The exercise>
Repeat the records word for word, excluding any picture.

═════ Data provided ═════

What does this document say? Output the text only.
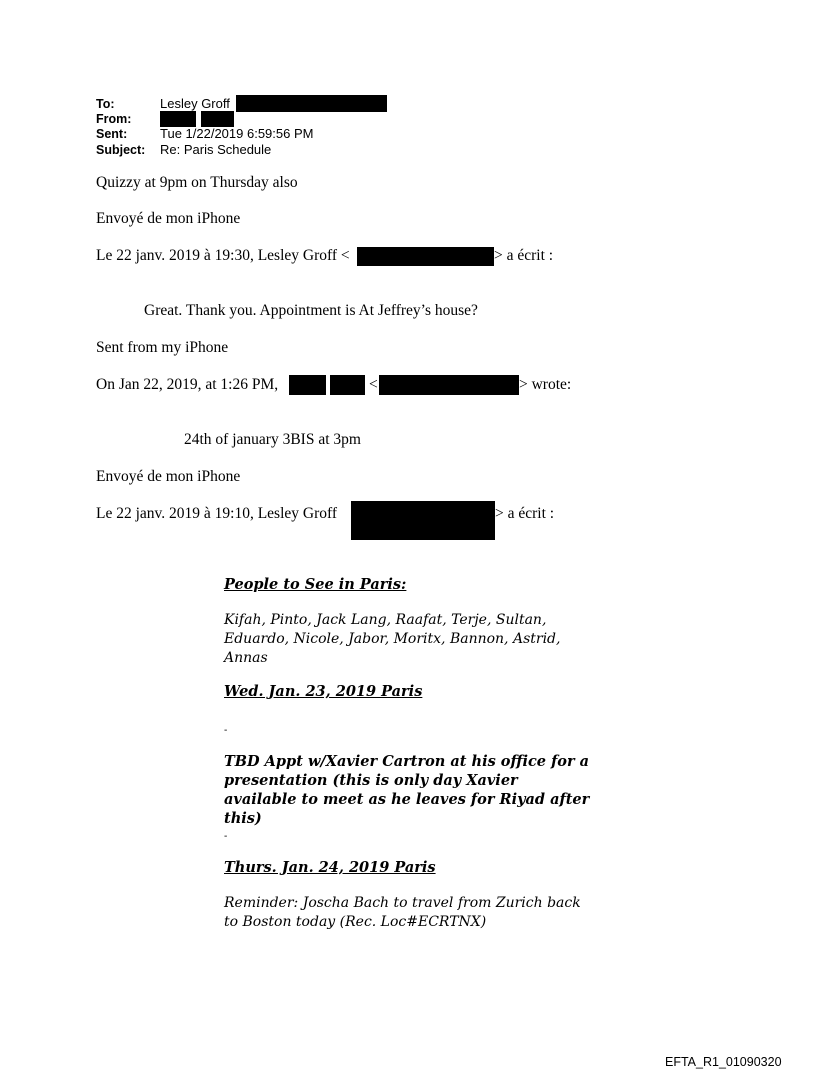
To:	Lesley Groff
From:
Sent:	Tue 1/22/2019 6:59:56 PM
Subject: Re: Paris Schedule
Quizzy at 9pm on Thursday also
Envoyé de mon iPhone
Le 22 janv. 2019 à 19:30, Lesley Groff <	> a écrit :
Great. Thank you. Appointment is At Jeffrey’s house?
Sent from my iPhone
On Jan 22, 2019, at 1:26 PM,	<	> wrote:
24th of january 3BIS at 3pm
Envoyé de mon iPhone
Le 22 janv. 2019 à 19:10, Lesley Groff	> a écrit :
People to See in Paris:
Kifah, Pinto, Jack Lang, Raafat, Terje, Sultan, Eduardo, Nicole, Jabor, Moritx, Bannon, Astrid, Annas
Wed. Jan. 23, 2019 Paris
-
TBD Appt w/Xavier Cartron at his office for a presentation (this is only day Xavier available to meet as he leaves for Riyad after this)
-
Thurs. Jan. 24, 2019 Paris
Reminder: Joscha Bach to travel from Zurich back to Boston today (Rec. Loc#ECRTNX)
EFTA_R1_01090320
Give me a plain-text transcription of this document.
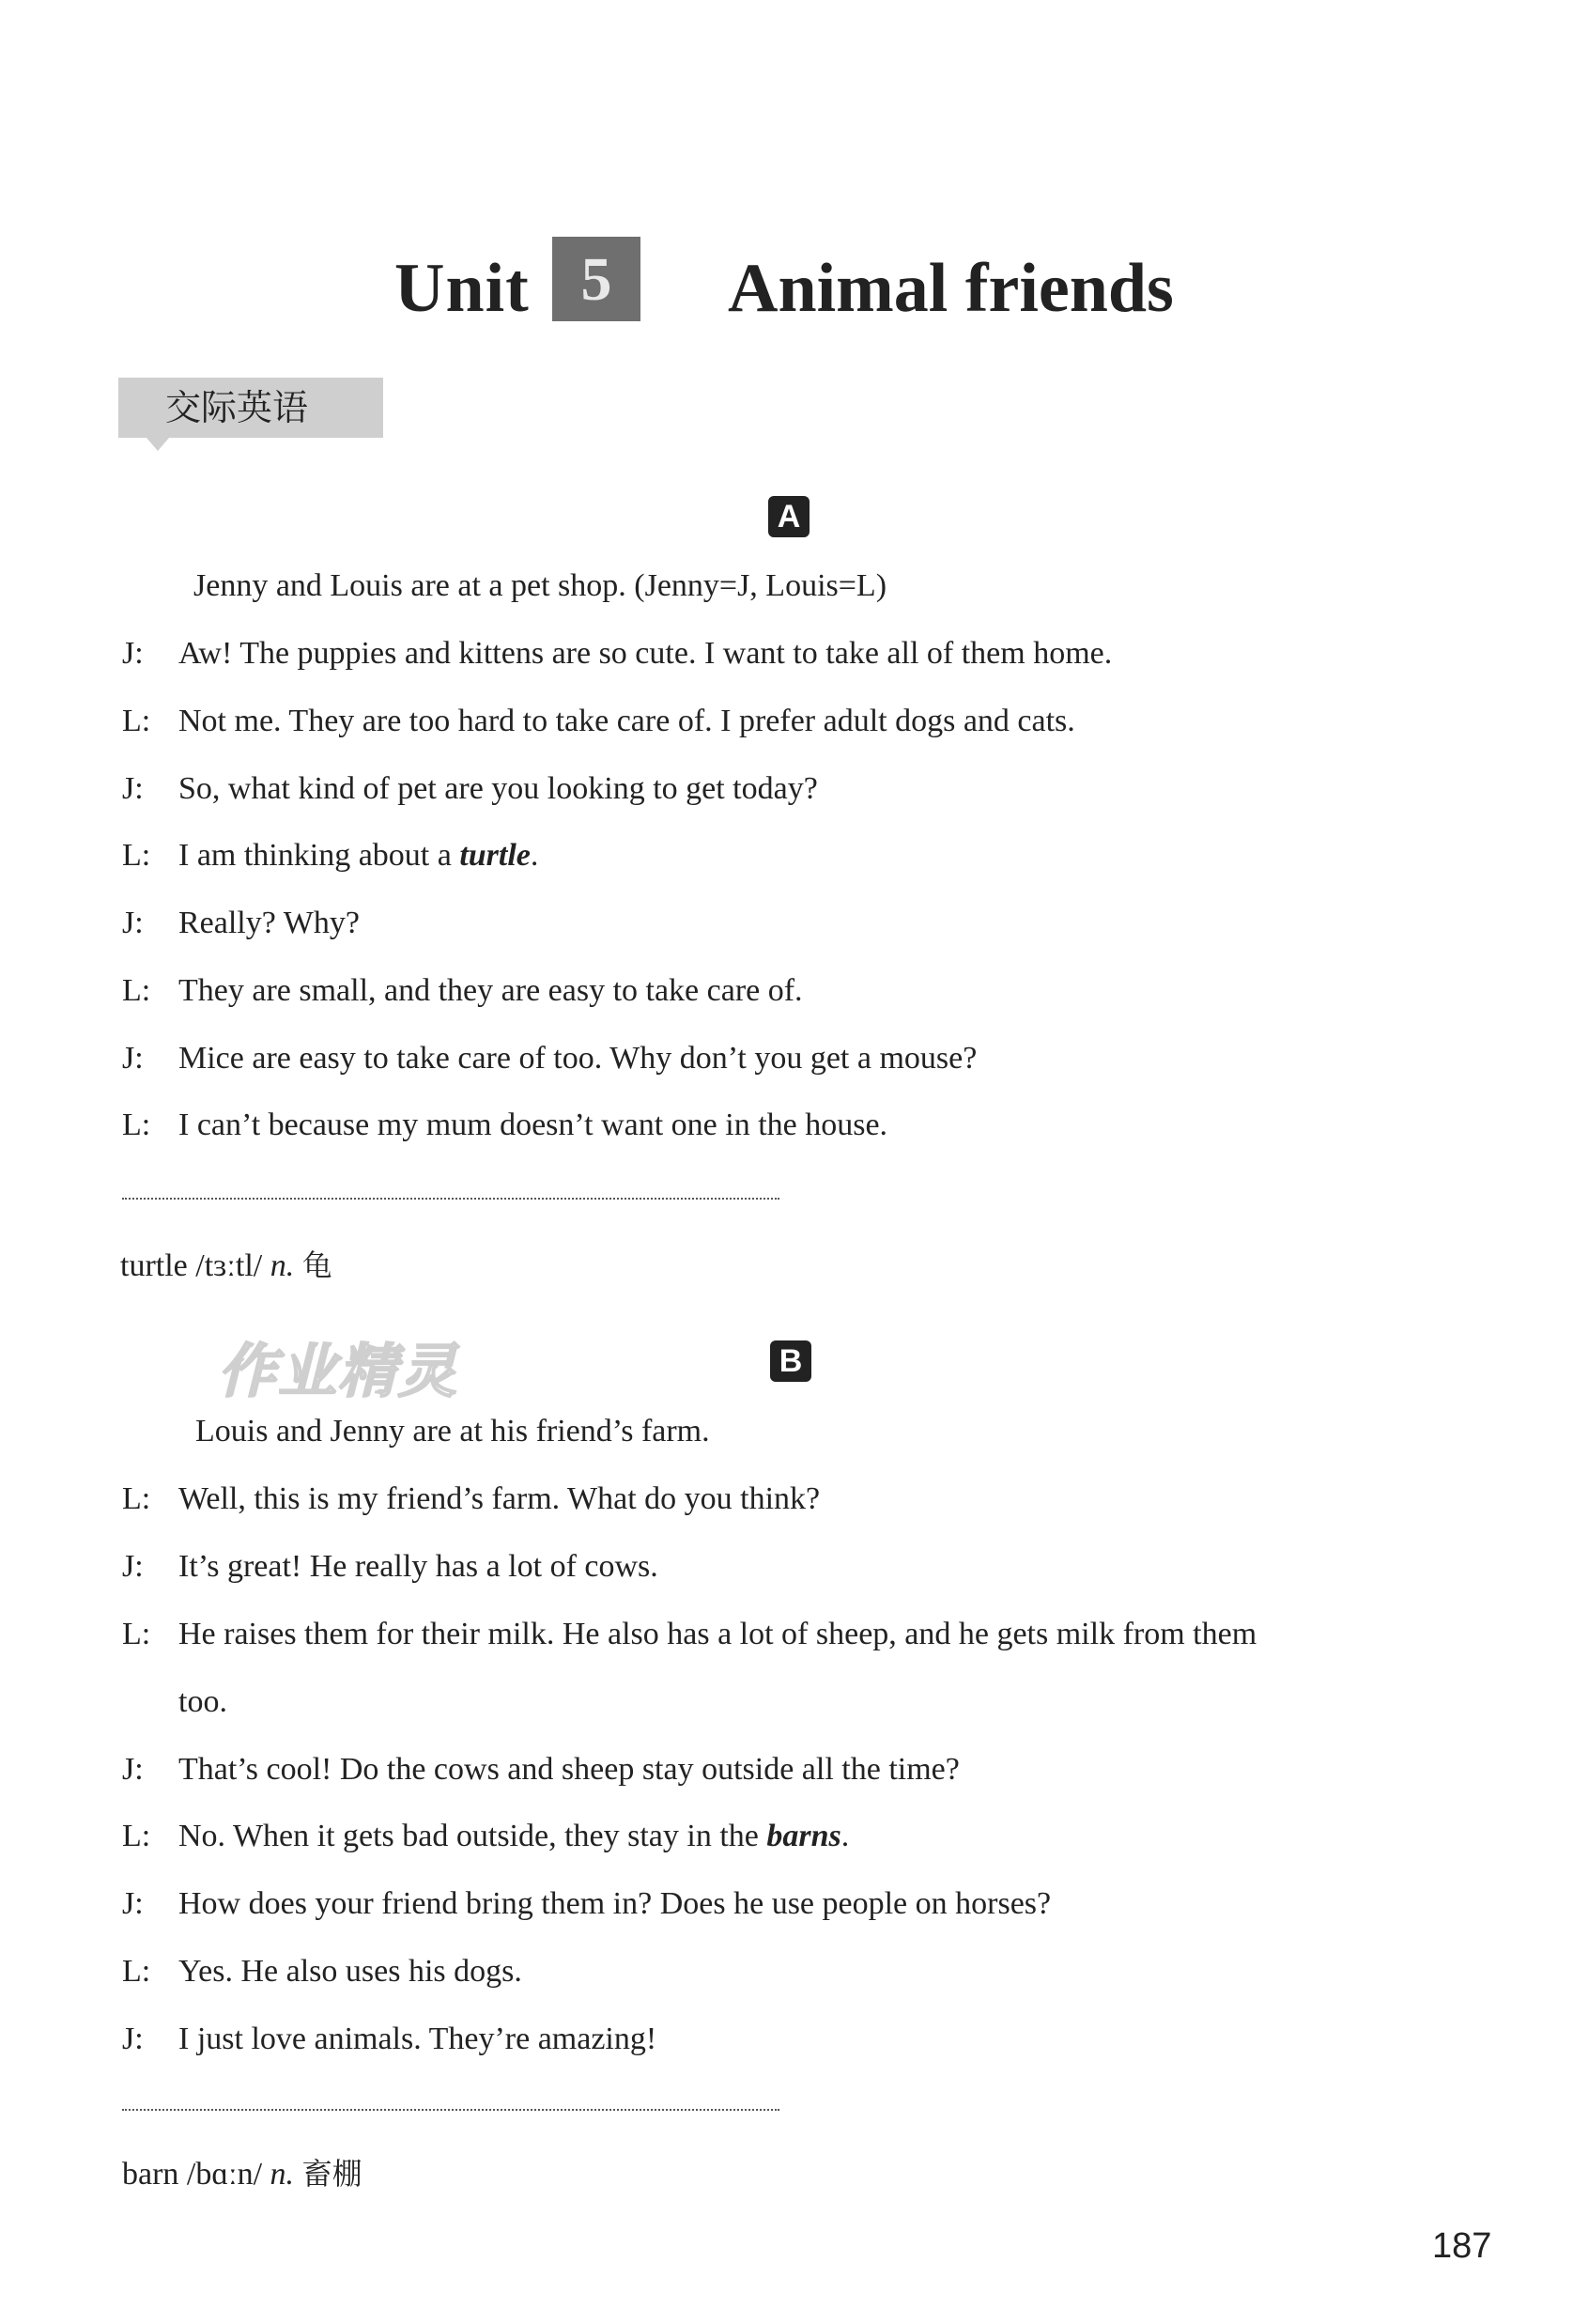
Unit 5	Animal friends
交际英语
A
Jenny and Louis are at a pet shop. (Jenny=J, Louis=L)
J: Aw! The puppies and kittens are so cute. I want to take all of them home.
L: Not me. They are too hard to take care of. I prefer adult dogs and cats.
J: So, what kind of pet are you looking to get today?
L: I am thinking about a turtle.
J: Really? Why?
L: They are small, and they are easy to take care of.
J: Mice are easy to take care of too. Why don’t you get a mouse?
L: I can’t because my mum doesn’t want one in the house.
turtle /tɜːtl/ n. 龟
作业精灵	B
Louis and Jenny are at his friend’s farm.
L: Well, this is my friend’s farm. What do you think?
J: It’s great! He really has a lot of cows.
L: He raises them for their milk. He also has a lot of sheep, and he gets milk from them
too.
J: That’s cool! Do the cows and sheep stay outside all the time?
L: No. When it gets bad outside, they stay in the barns.
J: How does your friend bring them in? Does he use people on horses?
L: Yes. He also uses his dogs.
J: I just love animals. They’re amazing!
barn /bɑːn/ n. 畜棚
187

═════

Answer>
What does this document say? Output the text only.
To:	Lesley Groff
From:
Sent:	Tue 1/22/2019 6:59:56 PM
Subject: Re: Paris Schedule
Quizzy at 9pm on Thursday also
Envoyé de mon iPhone
Le 22 janv. 2019 à 19:30, Lesley Groff <	> a écrit :
Great. Thank you. Appointment is At Jeffrey’s house?
Sent from my iPhone
On Jan 22, 2019, at 1:26 PM,	<	> wrote:
24th of january 3BIS at 3pm
Envoyé de mon iPhone
Le 22 janv. 2019 à 19:10, Lesley Groff	> a écrit :
People to See in Paris:
Kifah, Pinto, Jack Lang, Raafat, Terje, Sultan, Eduardo, Nicole, Jabor, Moritx, Bannon, Astrid, Annas
Wed. Jan. 23, 2019 Paris
-
TBD Appt w/Xavier Cartron at his office for a presentation (this is only day Xavier available to meet as he leaves for Riyad after this)
-
Thurs. Jan. 24, 2019 Paris
Reminder: Joscha Bach to travel from Zurich back to Boston today (Rec. Loc#ECRTNX)
EFTA_R1_01090320
Give me a plain-text transcription of this document.
Unit 5	Animal friends
交际英语
A
Jenny and Louis are at a pet shop. (Jenny=J, Louis=L)
J: Aw! The puppies and kittens are so cute. I want to take all of them home.
L: Not me. They are too hard to take care of. I prefer adult dogs and cats.
J: So, what kind of pet are you looking to get today?
L: I am thinking about a turtle.
J: Really? Why?
L: They are small, and they are easy to take care of.
J: Mice are easy to take care of too. Why don’t you get a mouse?
L: I can’t because my mum doesn’t want one in the house.
turtle /tɜːtl/ n. 龟
作业精灵	B
Louis and Jenny are at his friend’s farm.
L: Well, this is my friend’s farm. What do you think?
J: It’s great! He really has a lot of cows.
L: He raises them for their milk. He also has a lot of sheep, and he gets milk from them
too.
J: That’s cool! Do the cows and sheep stay outside all the time?
L: No. When it gets bad outside, they stay in the barns.
J: How does your friend bring them in? Does he use people on horses?
L: Yes. He also uses his dogs.
J: I just love animals. They’re amazing!
barn /bɑːn/ n. 畜棚
187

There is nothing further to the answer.